__AIM OF THE EXERCISE__:
Can you print the data exactly and leave out each image?

--- Start INPUT MATERIAL ---

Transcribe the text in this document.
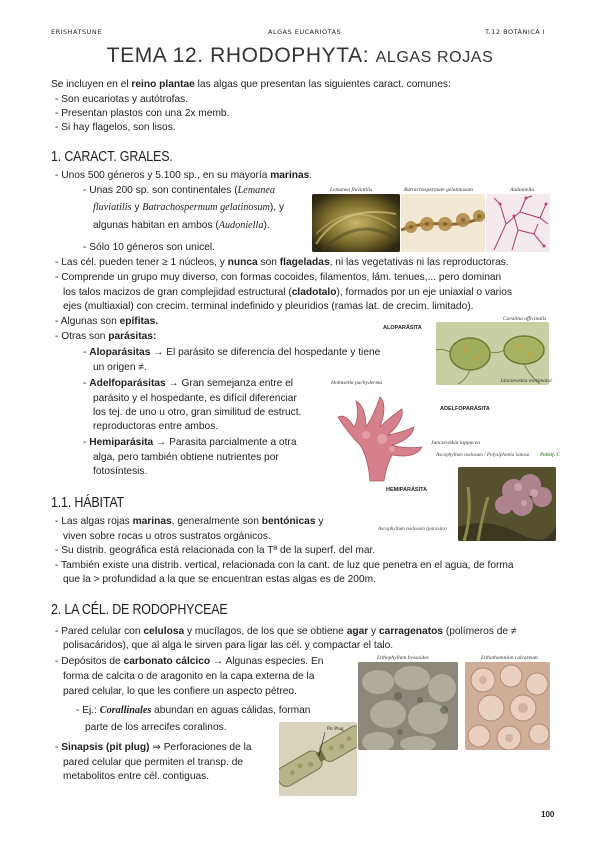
ERISHATSUNE	ALGAS EUCARIOTAS	T.12 BOTÁNICA I
TEMA 12. RHODOPHYTA: ALGAS ROJAS
Se incluyen en el reino plantae las algas que presentan las siguientes caract. comunes:
- Son eucariotas y autótrofas.
- Presentan plastos con una 2x memb.
- Si hay flagelos, son lisos.
1. CARACT. GRALES.
- Unos 500 géneros y 5.100 sp., en su mayoría marinas.
- Unas 200 sp. son continentales (Lemanea
fluviatilis y Batrachospermum gelatinosum), y
algunas habitan en ambos (Audoniella).
- Sólo 10 géneros son unicel.
- Las cél. pueden tener ≥ 1 núcleos, y nunca son flageladas, ni las vegetativas ni las reproductoras.
- Comprende un grupo muy diverso, con formas cocoides, filamentos, lám. tenues,... pero dominan
los talos macizos de gran complejidad estructural (cladotalo), formados por un eje uniaxial o varios
ejes (multiaxial) con crecim. terminal indefinido y pleuridios (ramas lat. de crecim. limitado).
- Algunas son epífitas.
- Otras son parásitas:
- Aloparásitas → El parásito se diferencia del hospedante y tiene
un origen ≠.
- Adelfoparásitas → Gran semejanza entre el
parásito y el hospedante, es difícil diferenciar
los tej. de uno u otro, gran similitud de estruct.
reproductoras entre ambos.
- Hemiparásita → Parasita parcialmente a otra
alga, pero también obtiene nutrientes por
fotosíntesis.
1.1. HÁBITAT
- Las algas rojas marinas, generalmente son bentónicas y
viven sobre rocas u otros sustratos orgánicos.
- Su distrib. geográfica está relacionada con la Tª de la superf. del mar.
- También existe una distrib. vertical, relacionada con la cant. de luz que penetra en el agua, de forma
que la > profundidad a la que se encuentran estas algas es de 200m.
2. LA CÉL. DE RODOPHYCEAE
- Pared celular con celulosa y mucílagos, de los que se obtiene agar y carragenatos (polímeros de ≠
polisacáridos), que al alga le sirven para ligar las cél. y compactar el talo.
- Depósitos de carbonato cálcico → Algunas especies. En
forma de calcita o de aragonito en la capa externa de la
pared celular, lo que les confiere un aspecto pétreo.
- Ej.: Corallinales abundan en aguas cálidas, forman
parte de los arrecifes coralinos.
- Sinapsis (pit plug) ⇒ Perforaciones de la
pared celular que permiten el transp. de
metabolitos entre cél. contiguas.
100
Lemanea fluviatilis	Batrachospermum gelatinosum	Audoniella
Coralina officinalis
ALOPARÁSITA
Janczewskia morimotoi
Holmsella pachyderma
ADELFOPARÁSITA
Janczewskia lappacea
Ascophyllum nodosum / Polysiphonia lanosa Polisif. C
HEMIPARÁSITA
Ascophyllum nodosum (parásito)
Lithophyllum byssoides	Lithothamnion calcareum
Pit Plug
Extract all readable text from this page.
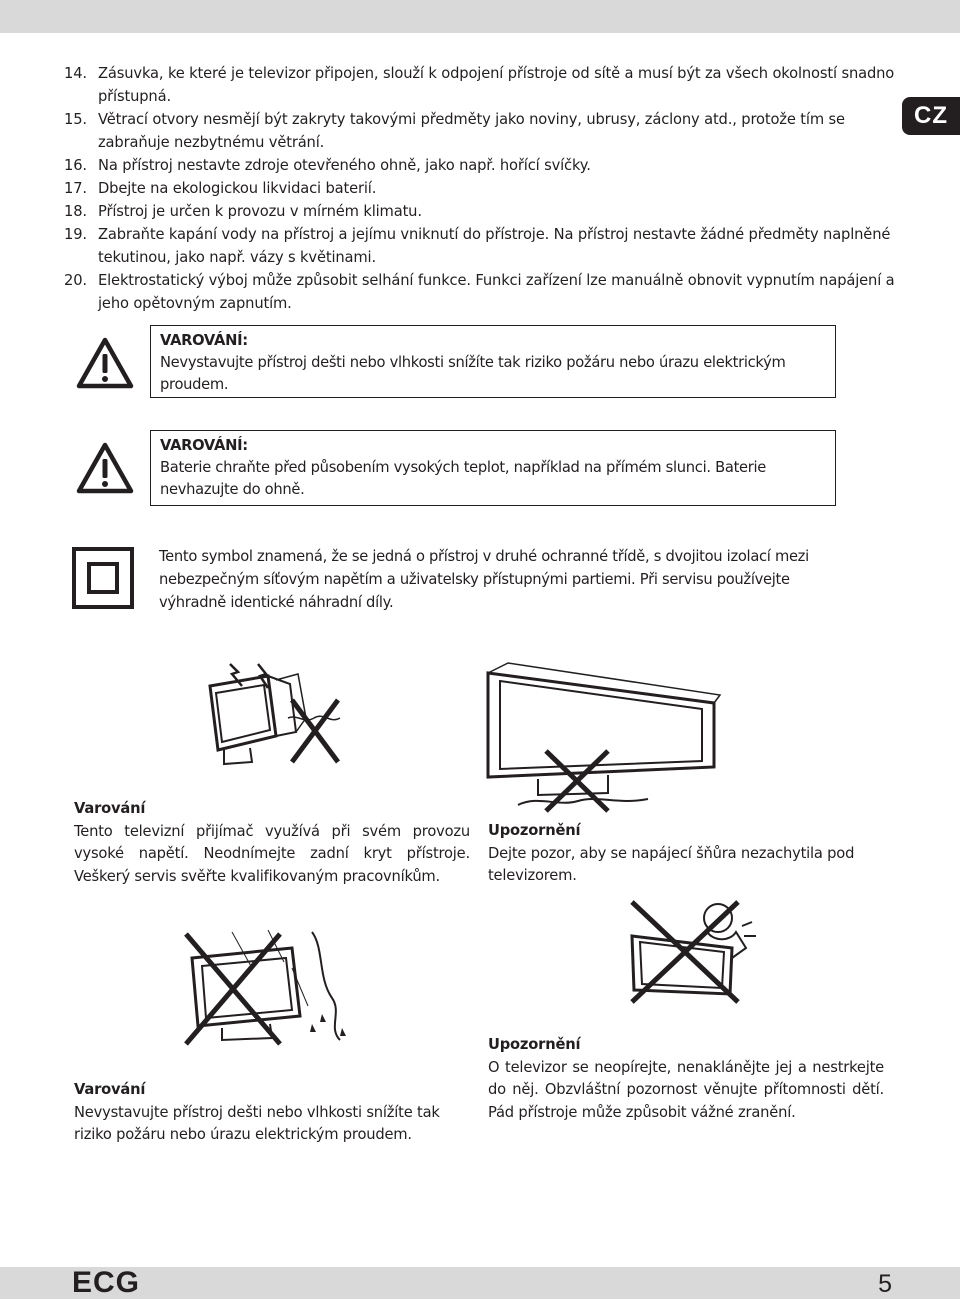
CZ
14. Zásuvka, ke které je televizor připojen, slouží k odpojení přístroje od sítě a musí být za všech okolností snadno přístupná.
15. Větrací otvory nesmějí být zakryty takovými předměty jako noviny, ubrusy, záclony atd., protože tím se zabraňuje nezbytnému větrání.
16. Na přístroj nestavte zdroje otevřeného ohně, jako např. hořící svíčky.
17. Dbejte na ekologickou likvidaci baterií.
18. Přístroj je určen k provozu v mírném klimatu.
19. Zabraňte kapání vody na přístroj a jejímu vniknutí do přístroje. Na přístroj nestavte žádné předměty naplněné tekutinou, jako např. vázy s květinami.
20. Elektrostatický výboj může způsobit selhání funkce. Funkci zařízení lze manuálně obnovit vypnutím napájení a jeho opětovným zapnutím.
VAROVÁNÍ:
Nevystavujte přístroj dešti nebo vlhkosti snížíte tak riziko požáru nebo úrazu elektrickým proudem.
VAROVÁNÍ:
Baterie chraňte před působením vysokých teplot, například na přímém slunci. Baterie nevhazujte do ohně.
Tento symbol znamená, že se jedná o přístroj v druhé ochranné třídě, s dvojitou izolací mezi nebezpečným síťovým napětím a uživatelsky přístupnými partiemi. Při servisu používejte výhradně identické náhradní díly.
Varování
Tento televizní přijímač využívá při svém provozu vysoké napětí. Neodnímejte zadní kryt přístroje. Veškerý servis svěřte kvalifikovaným pracovníkům.
Upozornění
Dejte pozor, aby se napájecí šňůra nezachytila pod televizorem.
Varování
Nevystavujte přístroj dešti nebo vlhkosti snížíte tak riziko požáru nebo úrazu elektrickým proudem.
Upozornění
O televizor se neopírejte, nenaklánějte jej a nestrkejte do něj. Obzvláštní pozornost věnujte přítomnosti dětí. Pád přístroje může způsobit vážné zranění.
ECG	5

--- End INPUT MATERIAL ---

__OUTPUT BELOW__:
Transcribe the text in this document.
ERISHATSUNE	ALGAS EUCARIOTAS	T.12 BOTÁNICA I
TEMA 12. RHODOPHYTA: ALGAS ROJAS
Se incluyen en el reino plantae las algas que presentan las siguientes caract. comunes:
- Son eucariotas y autótrofas.
- Presentan plastos con una 2x memb.
- Si hay flagelos, son lisos.
1. CARACT. GRALES.
- Unos 500 géneros y 5.100 sp., en su mayoría marinas.
- Unas 200 sp. son continentales (Lemanea
fluviatilis y Batrachospermum gelatinosum), y
algunas habitan en ambos (Audoniella).
- Sólo 10 géneros son unicel.
- Las cél. pueden tener ≥ 1 núcleos, y nunca son flageladas, ni las vegetativas ni las reproductoras.
- Comprende un grupo muy diverso, con formas cocoides, filamentos, lám. tenues,... pero dominan
los talos macizos de gran complejidad estructural (cladotalo), formados por un eje uniaxial o varios
ejes (multiaxial) con crecim. terminal indefinido y pleuridios (ramas lat. de crecim. limitado).
- Algunas son epífitas.
- Otras son parásitas:
- Aloparásitas → El parásito se diferencia del hospedante y tiene
un origen ≠.
- Adelfoparásitas → Gran semejanza entre el
parásito y el hospedante, es difícil diferenciar
los tej. de uno u otro, gran similitud de estruct.
reproductoras entre ambos.
- Hemiparásita → Parasita parcialmente a otra
alga, pero también obtiene nutrientes por
fotosíntesis.
1.1. HÁBITAT
- Las algas rojas marinas, generalmente son bentónicas y
viven sobre rocas u otros sustratos orgánicos.
- Su distrib. geográfica está relacionada con la Tª de la superf. del mar.
- También existe una distrib. vertical, relacionada con la cant. de luz que penetra en el agua, de forma
que la > profundidad a la que se encuentran estas algas es de 200m.
2. LA CÉL. DE RODOPHYCEAE
- Pared celular con celulosa y mucílagos, de los que se obtiene agar y carragenatos (polímeros de ≠
polisacáridos), que al alga le sirven para ligar las cél. y compactar el talo.
- Depósitos de carbonato cálcico → Algunas especies. En
forma de calcita o de aragonito en la capa externa de la
pared celular, lo que les confiere un aspecto pétreo.
- Ej.: Corallinales abundan en aguas cálidas, forman
parte de los arrecifes coralinos.
- Sinapsis (pit plug) ⇒ Perforaciones de la
pared celular que permiten el transp. de
metabolitos entre cél. contiguas.
100
Lemanea fluviatilis	Batrachospermum gelatinosum	Audoniella
Coralina officinalis
ALOPARÁSITA
Janczewskia morimotoi
Holmsella pachyderma
ADELFOPARÁSITA
Janczewskia lappacea
Ascophyllum nodosum / Polysiphonia lanosa Polisif. C
HEMIPARÁSITA
Ascophyllum nodosum (parásito)
Lithophyllum byssoides	Lithothamnion calcareum
Pit Plug
Extract all readable text from this page.
CZ
14. Zásuvka, ke které je televizor připojen, slouží k odpojení přístroje od sítě a musí být za všech okolností snadno přístupná.
15. Větrací otvory nesmějí být zakryty takovými předměty jako noviny, ubrusy, záclony atd., protože tím se zabraňuje nezbytnému větrání.
16. Na přístroj nestavte zdroje otevřeného ohně, jako např. hořící svíčky.
17. Dbejte na ekologickou likvidaci baterií.
18. Přístroj je určen k provozu v mírném klimatu.
19. Zabraňte kapání vody na přístroj a jejímu vniknutí do přístroje. Na přístroj nestavte žádné předměty naplněné tekutinou, jako např. vázy s květinami.
20. Elektrostatický výboj může způsobit selhání funkce. Funkci zařízení lze manuálně obnovit vypnutím napájení a jeho opětovným zapnutím.
VAROVÁNÍ:
Nevystavujte přístroj dešti nebo vlhkosti snížíte tak riziko požáru nebo úrazu elektrickým proudem.
VAROVÁNÍ:
Baterie chraňte před působením vysokých teplot, například na přímém slunci. Baterie nevhazujte do ohně.
Tento symbol znamená, že se jedná o přístroj v druhé ochranné třídě, s dvojitou izolací mezi nebezpečným síťovým napětím a uživatelsky přístupnými partiemi. Při servisu používejte výhradně identické náhradní díly.
Varování
Tento televizní přijímač využívá při svém provozu vysoké napětí. Neodnímejte zadní kryt přístroje. Veškerý servis svěřte kvalifikovaným pracovníkům.
Upozornění
Dejte pozor, aby se napájecí šňůra nezachytila pod televizorem.
Varování
Nevystavujte přístroj dešti nebo vlhkosti snížíte tak riziko požáru nebo úrazu elektrickým proudem.
Upozornění
O televizor se neopírejte, nenaklánějte jej a nestrkejte do něj. Obzvláštní pozornost věnujte přítomnosti dětí. Pád přístroje může způsobit vážné zranění.
ECG	5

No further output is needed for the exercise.